Your task is to print all of the data word for word.
# Start of SOURCE RECORDS
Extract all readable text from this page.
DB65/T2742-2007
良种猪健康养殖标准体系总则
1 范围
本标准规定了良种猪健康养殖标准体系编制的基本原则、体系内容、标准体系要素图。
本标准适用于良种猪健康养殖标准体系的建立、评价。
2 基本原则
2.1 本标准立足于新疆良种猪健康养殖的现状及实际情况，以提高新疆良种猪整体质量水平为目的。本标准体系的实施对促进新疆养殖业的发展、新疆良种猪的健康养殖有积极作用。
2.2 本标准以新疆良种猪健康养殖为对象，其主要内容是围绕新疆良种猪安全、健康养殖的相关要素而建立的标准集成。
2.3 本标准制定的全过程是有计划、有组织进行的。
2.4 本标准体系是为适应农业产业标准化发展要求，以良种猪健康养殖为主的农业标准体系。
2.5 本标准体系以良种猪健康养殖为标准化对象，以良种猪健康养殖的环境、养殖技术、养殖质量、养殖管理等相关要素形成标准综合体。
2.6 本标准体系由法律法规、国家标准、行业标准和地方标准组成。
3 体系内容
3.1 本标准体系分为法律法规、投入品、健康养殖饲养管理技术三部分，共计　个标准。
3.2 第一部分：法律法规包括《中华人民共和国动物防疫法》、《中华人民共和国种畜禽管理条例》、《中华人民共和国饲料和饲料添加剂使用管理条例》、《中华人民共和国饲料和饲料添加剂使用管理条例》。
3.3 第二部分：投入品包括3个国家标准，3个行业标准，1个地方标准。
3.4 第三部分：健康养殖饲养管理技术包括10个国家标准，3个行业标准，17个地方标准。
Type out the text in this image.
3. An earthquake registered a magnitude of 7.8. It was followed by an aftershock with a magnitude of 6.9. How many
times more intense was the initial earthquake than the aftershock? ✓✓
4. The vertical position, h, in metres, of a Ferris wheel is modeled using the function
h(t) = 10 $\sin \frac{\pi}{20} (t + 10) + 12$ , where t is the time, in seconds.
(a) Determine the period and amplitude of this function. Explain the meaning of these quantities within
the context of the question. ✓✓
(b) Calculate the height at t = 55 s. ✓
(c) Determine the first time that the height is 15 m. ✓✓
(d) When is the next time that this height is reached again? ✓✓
# End of SOURCE RECORDS
### OUTPUT FOR THIS TASK
Extract all readable text from this page.
DB65/T2742-2007
良种猪健康养殖标准体系总则
1 范围
本标准规定了良种猪健康养殖标准体系编制的基本原则、体系内容、标准体系要素图。
本标准适用于良种猪健康养殖标准体系的建立、评价。
2 基本原则
2.1 本标准立足于新疆良种猪健康养殖的现状及实际情况，以提高新疆良种猪整体质量水平为目的。本标准体系的实施对促进新疆养殖业的发展、新疆良种猪的健康养殖有积极作用。
2.2 本标准以新疆良种猪健康养殖为对象，其主要内容是围绕新疆良种猪安全、健康养殖的相关要素而建立的标准集成。
2.3 本标准制定的全过程是有计划、有组织进行的。
2.4 本标准体系是为适应农业产业标准化发展要求，以良种猪健康养殖为主的农业标准体系。
2.5 本标准体系以良种猪健康养殖为标准化对象，以良种猪健康养殖的环境、养殖技术、养殖质量、养殖管理等相关要素形成标准综合体。
2.6 本标准体系由法律法规、国家标准、行业标准和地方标准组成。
3 体系内容
3.1 本标准体系分为法律法规、投入品、健康养殖饲养管理技术三部分，共计　个标准。
3.2 第一部分：法律法规包括《中华人民共和国动物防疫法》、《中华人民共和国种畜禽管理条例》、《中华人民共和国饲料和饲料添加剂使用管理条例》、《中华人民共和国饲料和饲料添加剂使用管理条例》。
3.3 第二部分：投入品包括3个国家标准，3个行业标准，1个地方标准。
3.4 第三部分：健康养殖饲养管理技术包括10个国家标准，3个行业标准，17个地方标准。
Type out the text in this image.
3. An earthquake registered a magnitude of 7.8. It was followed by an aftershock with a magnitude of 6.9. How many
times more intense was the initial earthquake than the aftershock? ✓✓
4. The vertical position, h, in metres, of a Ferris wheel is modeled using the function
h(t) = 10 $\sin \frac{\pi}{20} (t + 10) + 12$ , where t is the time, in seconds.
(a) Determine the period and amplitude of this function. Explain the meaning of these quantities within
the context of the question. ✓✓
(b) Calculate the height at t = 55 s. ✓
(c) Determine the first time that the height is 15 m. ✓✓
(d) When is the next time that this height is reached again? ✓✓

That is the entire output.